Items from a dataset

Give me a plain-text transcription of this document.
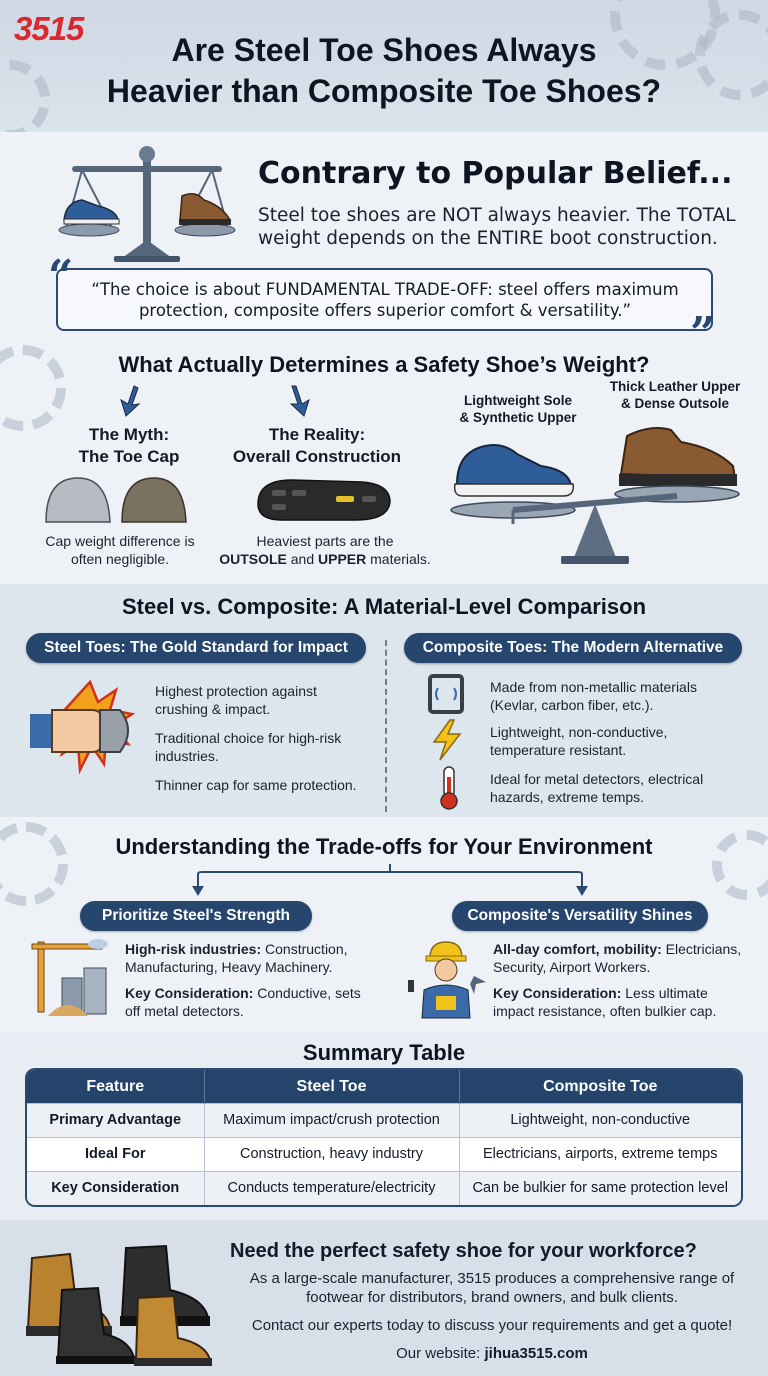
3515
Are Steel Toe Shoes Always
Heavier than Composite Toe Shoes?
Contrary to Popular Belief...
Steel toe shoes are NOT always heavier. The TOTAL
weight depends on the ENTIRE boot construction.
“
”
“The choice is about FUNDAMENTAL TRADE-OFF: steel offers maximum
protection, composite offers superior comfort & versatility.”
What Actually Determines a Safety Shoe’s Weight?
The Myth:
The Toe Cap
Cap weight difference is
often negligible.
The Reality:
Overall Construction
Heaviest parts are the
OUTSOLE and UPPER materials.
Lightweight Sole
& Synthetic Upper
Thick Leather Upper
& Dense Outsole
Steel vs. Composite: A Material-Level Comparison
Steel Toes: The Gold Standard for Impact	Composite Toes: The Modern Alternative
Highest protection against
crushing & impact.
Traditional choice for high-risk
industries.
Thinner cap for same protection.
Made from non-metallic materials
(Kevlar, carbon fiber, etc.).
Lightweight, non-conductive,
temperature resistant.
Ideal for metal detectors, electrical
hazards, extreme temps.
Understanding the Trade-offs for Your Environment
Prioritize Steel's Strength	Composite's Versatility Shines
High-risk industries: Construction,
Manufacturing, Heavy Machinery.
Key Consideration: Conductive, sets
off metal detectors.
All-day comfort, mobility: Electricians,
Security, Airport Workers.
Key Consideration: Less ultimate
impact resistance, often bulkier cap.
Summary Table
Feature	Steel Toe	Composite Toe
Primary Advantage	Maximum impact/crush protection	Lightweight, non-conductive
Ideal For	Construction, heavy industry	Electricians, airports, extreme temps
Key Consideration	Conducts temperature/electricity	Can be bulkier for same protection level
Need the perfect safety shoe for your workforce?
As a large-scale manufacturer, 3515 produces a comprehensive range of
footwear for distributors, brand owners, and bulk clients.
Contact our experts today to discuss your requirements and get a quote!
Our website: jihua3515.com
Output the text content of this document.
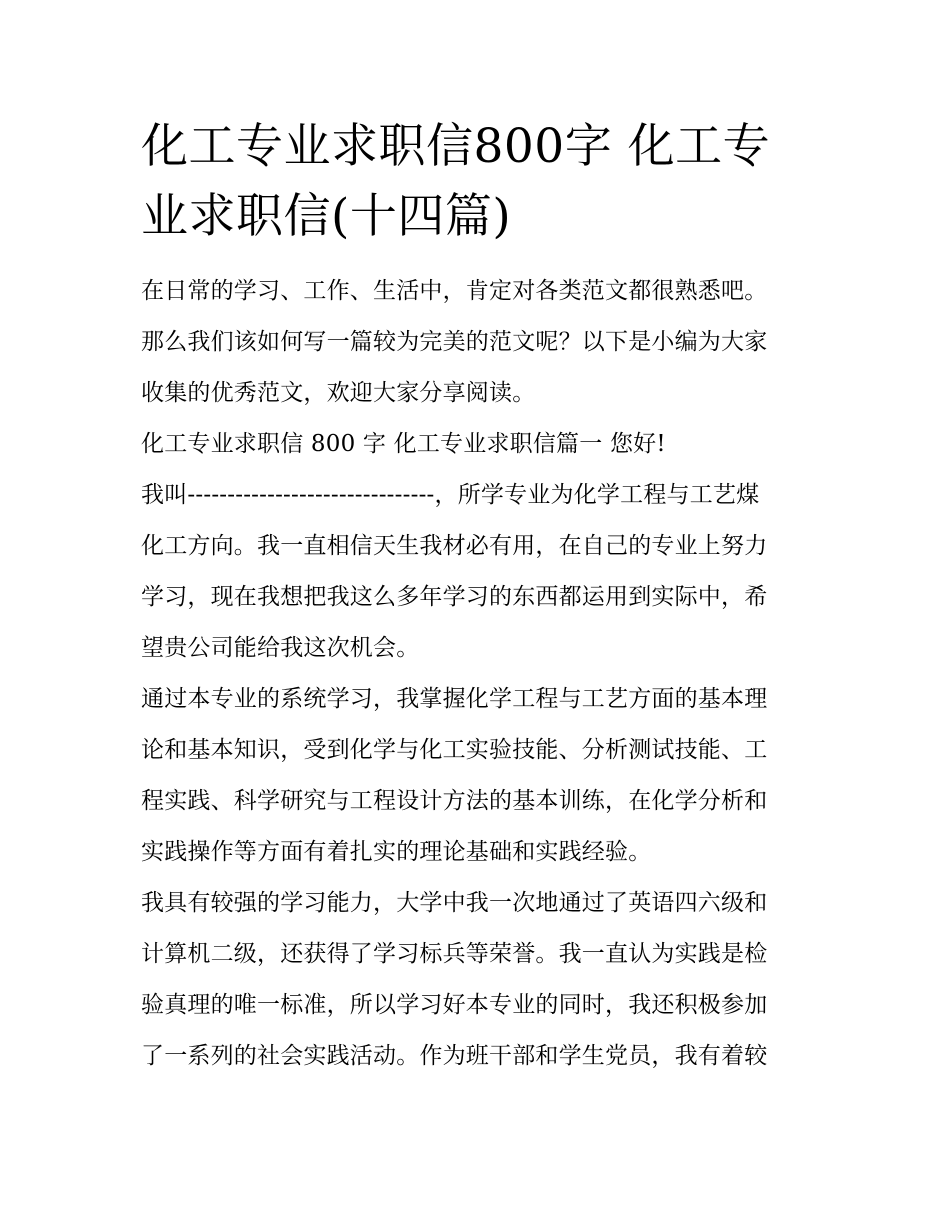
化工专业求职信800字 化工专
业求职信(十四篇)
在日常的学习、工作、生活中，肯定对各类范文都很熟悉吧。
那么我们该如何写一篇较为完美的范文呢？以下是小编为大家
收集的优秀范文，欢迎大家分享阅读。
化工专业求职信 800 字 化工专业求职信篇一 您好!
我叫-------------------------------，所学专业为化学工程与工艺煤
化工方向。我一直相信天生我材必有用，在自己的专业上努力
学习，现在我想把我这么多年学习的东西都运用到实际中，希
望贵公司能给我这次机会。
通过本专业的系统学习，我掌握化学工程与工艺方面的基本理
论和基本知识，受到化学与化工实验技能、分析测试技能、工
程实践、科学研究与工程设计方法的基本训练，在化学分析和
实践操作等方面有着扎实的理论基础和实践经验。
我具有较强的学习能力，大学中我一次地通过了英语四六级和
计算机二级，还获得了学习标兵等荣誉。我一直认为实践是检
验真理的唯一标准，所以学习好本专业的同时，我还积极参加
了一系列的社会实践活动。作为班干部和学生党员，我有着较
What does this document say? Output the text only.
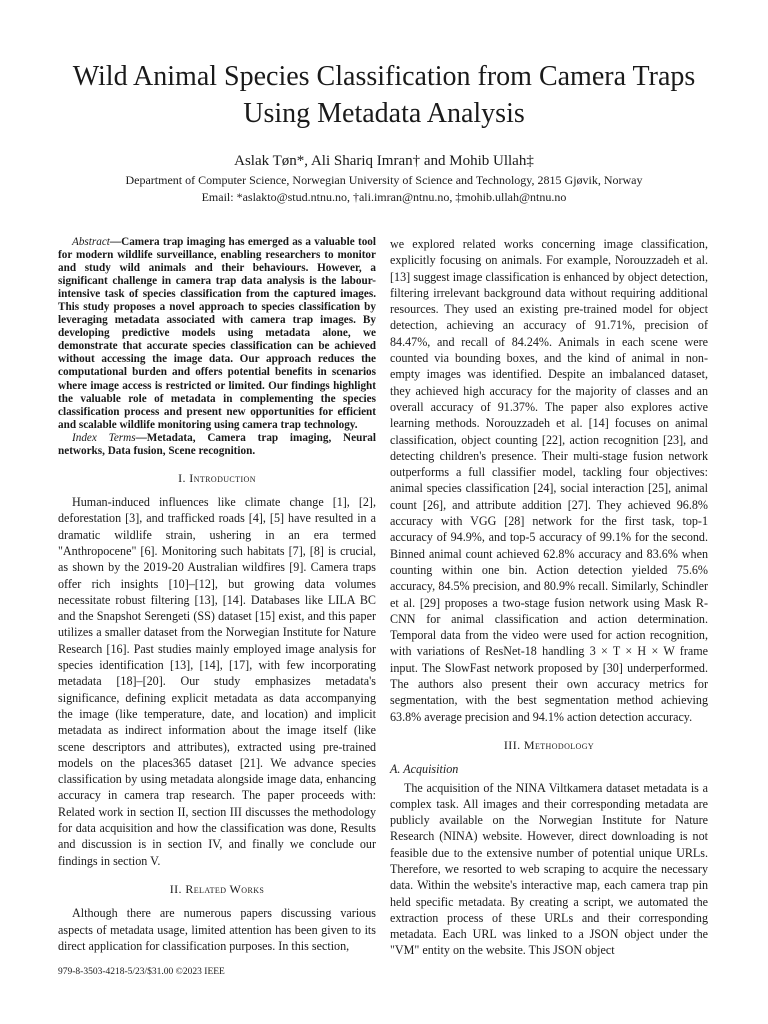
Wild Animal Species Classification from Camera Traps Using Metadata Analysis
Aslak Tøn*, Ali Shariq Imran† and Mohib Ullah‡
Department of Computer Science, Norwegian University of Science and Technology, 2815 Gjøvik, Norway
Email: *aslakto@stud.ntnu.no, †ali.imran@ntnu.no, ‡mohib.ullah@ntnu.no

Abstract—Camera trap imaging has emerged as a valuable tool for modern wildlife surveillance, enabling researchers to monitor and study wild animals and their behaviours. However, a significant challenge in camera trap data analysis is the labour-intensive task of species classification from the captured images. This study proposes a novel approach to species classification by leveraging metadata associated with camera trap images. By developing predictive models using metadata alone, we demonstrate that accurate species classification can be achieved without accessing the image data. Our approach reduces the computational burden and offers potential benefits in scenarios where image access is restricted or limited. Our findings highlight the valuable role of metadata in complementing the species classification process and present new opportunities for efficient and scalable wildlife monitoring using camera trap technology.

Index Terms—Metadata, Camera trap imaging, Neural networks, Data fusion, Scene recognition.

I. Introduction

Human-induced influences like climate change [1], [2], deforestation [3], and trafficked roads [4], [5] have resulted in a dramatic wildlife strain, ushering in an era termed "Anthropocene" [6]. Monitoring such habitats [7], [8] is crucial, as shown by the 2019-20 Australian wildfires [9]. Camera traps offer rich insights [10]–[12], but growing data volumes necessitate robust filtering [13], [14]. Databases like LILA BC and the Snapshot Serengeti (SS) dataset [15] exist, and this paper utilizes a smaller dataset from the Norwegian Institute for Nature Research [16]. Past studies mainly employed image analysis for species identification [13], [14], [17], with few incorporating metadata [18]–[20]. Our study emphasizes metadata's significance, defining explicit metadata as data accompanying the image (like temperature, date, and location) and implicit metadata as indirect information about the image itself (like scene descriptors and attributes), extracted using pre-trained models on the places365 dataset [21]. We advance species classification by using metadata alongside image data, enhancing accuracy in camera trap research. The paper proceeds with: Related work in section II, section III discusses the methodology for data acquisition and how the classification was done, Results and discussion is in section IV, and finally we conclude our findings in section V.

II. Related Works

Although there are numerous papers discussing various aspects of metadata usage, limited attention has been given to its direct application for classification purposes. In this section,

we explored related works concerning image classification, explicitly focusing on animals. For example, Norouzzadeh et al. [13] suggest image classification is enhanced by object detection, filtering irrelevant background data without requiring additional resources. They used an existing pre-trained model for object detection, achieving an accuracy of 91.71%, precision of 84.47%, and recall of 84.24%. Animals in each scene were counted via bounding boxes, and the kind of animal in non-empty images was identified. Despite an imbalanced dataset, they achieved high accuracy for the majority of classes and an overall accuracy of 91.37%. The paper also explores active learning methods. Norouzzadeh et al. [14] focuses on animal classification, object counting [22], action recognition [23], and detecting children's presence. Their multi-stage fusion network outperforms a full classifier model, tackling four objectives: animal species classification [24], social interaction [25], animal count [26], and attribute addition [27]. They achieved 96.8% accuracy with VGG [28] network for the first task, top-1 accuracy of 94.9%, and top-5 accuracy of 99.1% for the second. Binned animal count achieved 62.8% accuracy and 83.6% when counting within one bin. Action detection yielded 75.6% accuracy, 84.5% precision, and 80.9% recall. Similarly, Schindler et al. [29] proposes a two-stage fusion network using Mask R-CNN for animal classification and action determination. Temporal data from the video were used for action recognition, with variations of ResNet-18 handling 3 × T × H × W frame input. The SlowFast network proposed by [30] underperformed. The authors also present their own accuracy metrics for segmentation, with the best segmentation method achieving 63.8% average precision and 94.1% action detection accuracy.

III. Methodology
A. Acquisition

The acquisition of the NINA Viltkamera dataset metadata is a complex task. All images and their corresponding metadata are publicly available on the Norwegian Institute for Nature Research (NINA) website. However, direct downloading is not feasible due to the extensive number of potential unique URLs. Therefore, we resorted to web scraping to acquire the necessary data. Within the website's interactive map, each camera trap pin held specific metadata. By creating a script, we automated the extraction process of these URLs and their corresponding metadata. Each URL was linked to a JSON object under the "VM" entity on the website. This JSON object

979-8-3503-4218-5/23/$31.00 ©2023 IEEE
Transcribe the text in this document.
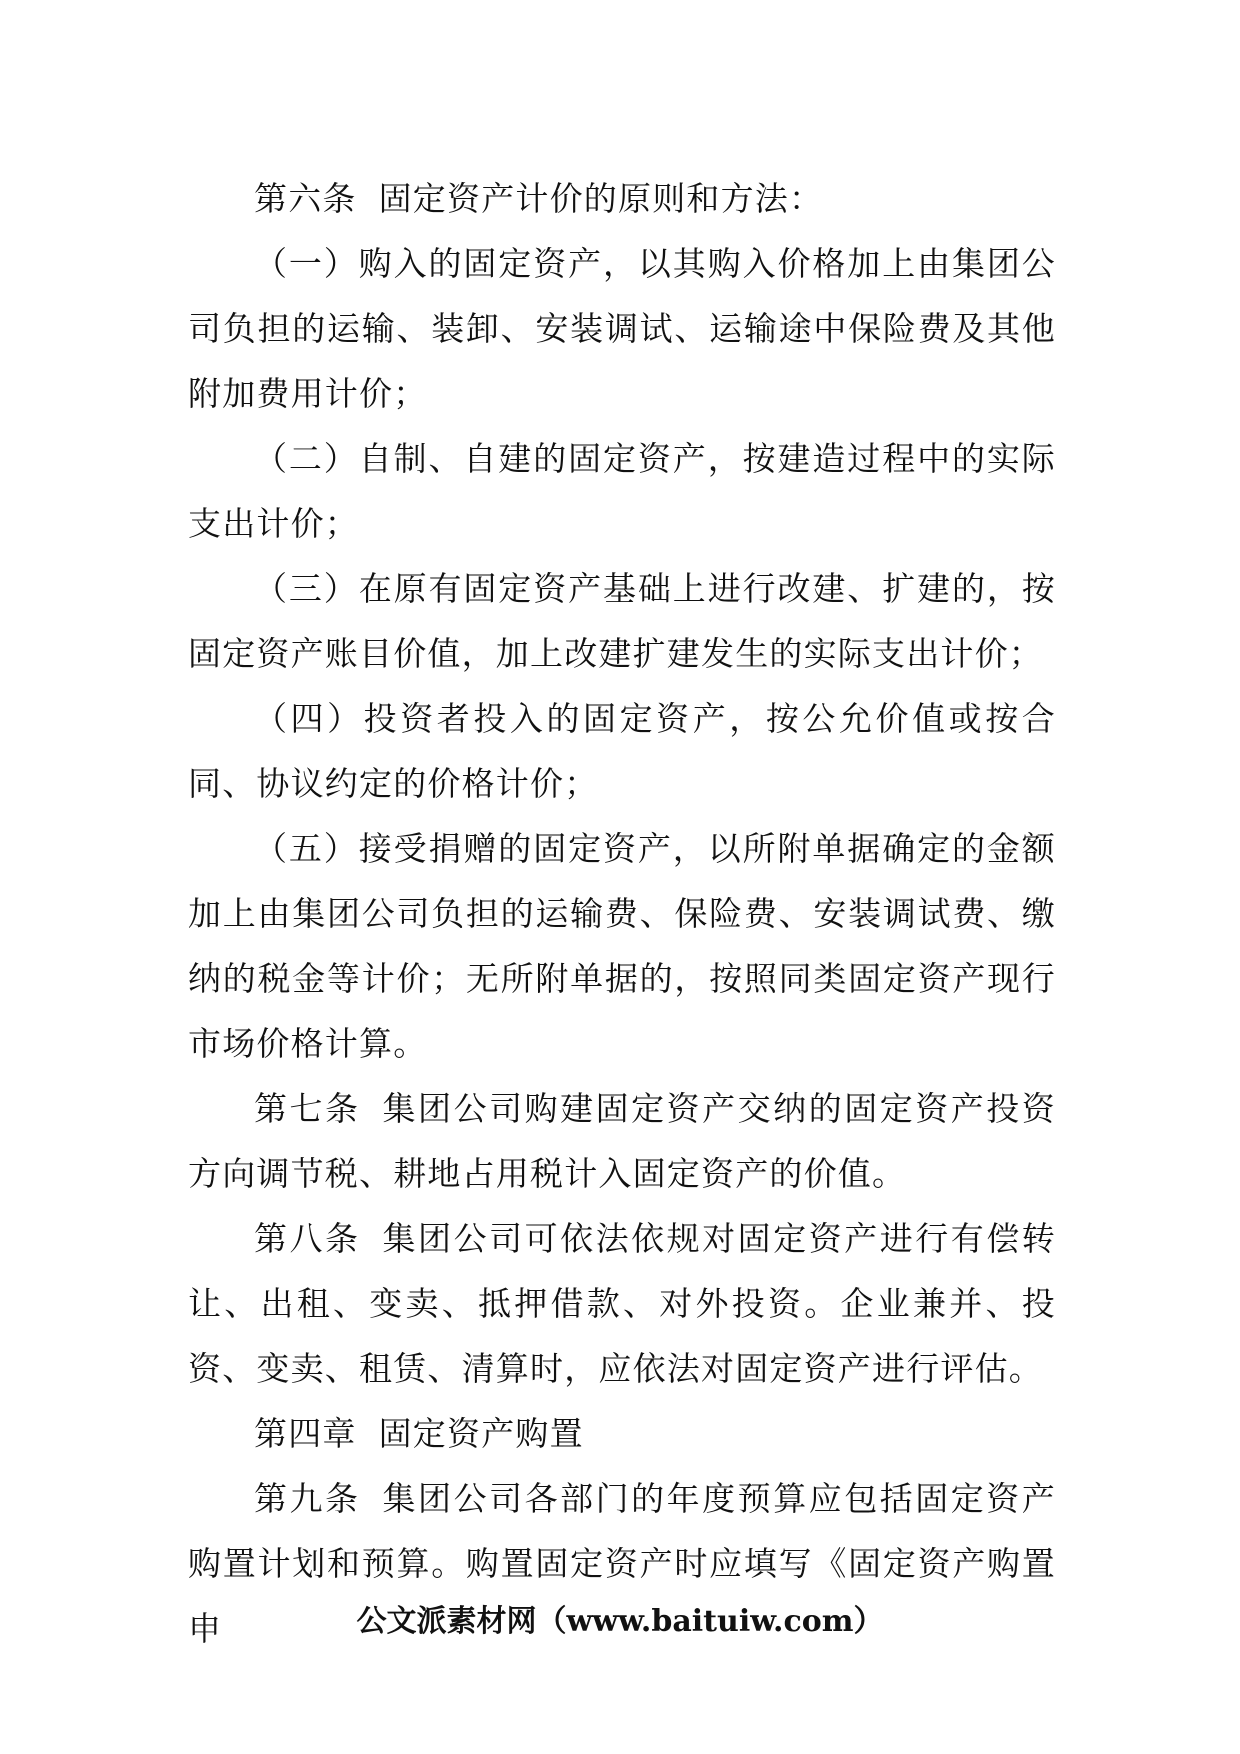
第六条 固定资产计价的原则和方法：

（一）购入的固定资产，以其购入价格加上由集团公司负担的运输、装卸、安装调试、运输途中保险费及其他附加费用计价；

（二）自制、自建的固定资产，按建造过程中的实际支出计价；

（三）在原有固定资产基础上进行改建、扩建的，按固定资产账目价值，加上改建扩建发生的实际支出计价；

（四）投资者投入的固定资产，按公允价值或按合同、协议约定的价格计价；

（五）接受捐赠的固定资产，以所附单据确定的金额加上由集团公司负担的运输费、保险费、安装调试费、缴纳的税金等计价；无所附单据的，按照同类固定资产现行市场价格计算。

第七条 集团公司购建固定资产交纳的固定资产投资方向调节税、耕地占用税计入固定资产的价值。

第八条 集团公司可依法依规对固定资产进行有偿转让、出租、变卖、抵押借款、对外投资。企业兼并、投资、变卖、租赁、清算时，应依法对固定资产进行评估。

第四章 固定资产购置

第九条 集团公司各部门的年度预算应包括固定资产购置计划和预算。购置固定资产时应填写《固定资产购置申	公文派素材网（www.baituiw.com）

> _Goal_:
Using the entries above, tally how many lines have the word "Electricians" in them; write the number and nothing more.

> _Result below_:
2